TASK BRIEF —
From the first row through the row containing "435, 243, 446]", reproduce the rows with "ResourceInfo" changed to "ResourceItem" and nothing else altered.

########

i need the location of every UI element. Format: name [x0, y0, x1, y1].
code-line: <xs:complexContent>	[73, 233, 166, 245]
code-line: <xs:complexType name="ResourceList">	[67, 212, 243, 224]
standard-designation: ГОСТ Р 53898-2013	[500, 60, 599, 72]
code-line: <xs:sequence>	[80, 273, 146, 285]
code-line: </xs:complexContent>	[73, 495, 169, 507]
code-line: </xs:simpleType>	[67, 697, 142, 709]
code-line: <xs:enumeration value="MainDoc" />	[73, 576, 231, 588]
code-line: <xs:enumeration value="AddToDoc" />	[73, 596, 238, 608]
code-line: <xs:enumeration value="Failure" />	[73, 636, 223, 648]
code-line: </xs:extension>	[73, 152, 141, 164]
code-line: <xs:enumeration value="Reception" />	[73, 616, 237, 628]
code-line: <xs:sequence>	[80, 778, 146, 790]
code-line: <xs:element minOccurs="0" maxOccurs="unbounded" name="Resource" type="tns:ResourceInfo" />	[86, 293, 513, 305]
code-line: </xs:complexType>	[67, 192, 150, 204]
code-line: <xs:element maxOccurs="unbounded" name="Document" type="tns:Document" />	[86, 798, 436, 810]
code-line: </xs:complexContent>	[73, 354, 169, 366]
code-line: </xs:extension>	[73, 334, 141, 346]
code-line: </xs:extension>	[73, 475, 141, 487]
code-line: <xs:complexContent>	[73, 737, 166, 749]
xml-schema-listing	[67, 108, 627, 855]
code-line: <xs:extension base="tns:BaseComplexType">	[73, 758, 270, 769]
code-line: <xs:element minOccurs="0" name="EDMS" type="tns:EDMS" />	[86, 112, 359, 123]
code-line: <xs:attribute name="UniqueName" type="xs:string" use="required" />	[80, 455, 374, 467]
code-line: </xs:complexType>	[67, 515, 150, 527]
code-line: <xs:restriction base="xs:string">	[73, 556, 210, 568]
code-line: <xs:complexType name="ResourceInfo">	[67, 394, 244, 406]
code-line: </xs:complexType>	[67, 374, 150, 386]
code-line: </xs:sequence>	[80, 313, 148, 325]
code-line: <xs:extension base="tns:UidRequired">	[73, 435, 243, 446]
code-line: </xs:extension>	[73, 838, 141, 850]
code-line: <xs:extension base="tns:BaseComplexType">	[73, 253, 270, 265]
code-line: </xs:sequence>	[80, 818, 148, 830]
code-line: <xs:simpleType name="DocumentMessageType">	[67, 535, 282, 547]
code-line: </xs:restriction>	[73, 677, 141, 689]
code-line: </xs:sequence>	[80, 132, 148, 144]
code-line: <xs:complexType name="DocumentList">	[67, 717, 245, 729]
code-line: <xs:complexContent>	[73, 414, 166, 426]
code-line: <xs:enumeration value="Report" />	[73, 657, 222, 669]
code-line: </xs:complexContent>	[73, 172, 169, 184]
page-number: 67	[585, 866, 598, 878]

########

TASK RESULT —
i need the location of every UI element. Format: name [x0, y0, x1, y1].
code-line: <xs:complexContent>	[73, 233, 166, 245]
code-line: <xs:complexType name="ResourceList">	[67, 212, 243, 224]
standard-designation: ГОСТ Р 53898-2013	[500, 60, 599, 72]
code-line: <xs:sequence>	[80, 273, 146, 285]
code-line: </xs:complexContent>	[73, 495, 169, 507]
code-line: </xs:simpleType>	[67, 697, 142, 709]
code-line: <xs:enumeration value="MainDoc" />	[73, 576, 231, 588]
code-line: <xs:enumeration value="AddToDoc" />	[73, 596, 238, 608]
code-line: <xs:enumeration value="Failure" />	[73, 636, 223, 648]
code-line: </xs:extension>	[73, 152, 141, 164]
code-line: <xs:enumeration value="Reception" />	[73, 616, 237, 628]
code-line: <xs:sequence>	[80, 778, 146, 790]
code-line: <xs:element minOccurs="0" maxOccurs="unbounded" name="Resource" type="tns:ResourceItem" />	[86, 293, 513, 305]
code-line: </xs:complexType>	[67, 192, 150, 204]
code-line: <xs:element maxOccurs="unbounded" name="Document" type="tns:Document" />	[86, 798, 436, 810]
code-line: </xs:complexContent>	[73, 354, 169, 366]
code-line: </xs:extension>	[73, 334, 141, 346]
code-line: </xs:extension>	[73, 475, 141, 487]
code-line: <xs:complexContent>	[73, 737, 166, 749]
xml-schema-listing	[67, 108, 627, 855]
code-line: <xs:extension base="tns:BaseComplexType">	[73, 758, 270, 769]
code-line: <xs:element minOccurs="0" name="EDMS" type="tns:EDMS" />	[86, 112, 359, 123]
code-line: <xs:attribute name="UniqueName" type="xs:string" use="required" />	[80, 455, 374, 467]
code-line: </xs:complexType>	[67, 515, 150, 527]
code-line: <xs:restriction base="xs:string">	[73, 556, 210, 568]
code-line: <xs:complexType name="ResourceItem">	[67, 394, 244, 406]
code-line: </xs:complexType>	[67, 374, 150, 386]
code-line: </xs:sequence>	[80, 313, 148, 325]
code-line: <xs:extension base="tns:UidRequired">	[73, 435, 243, 446]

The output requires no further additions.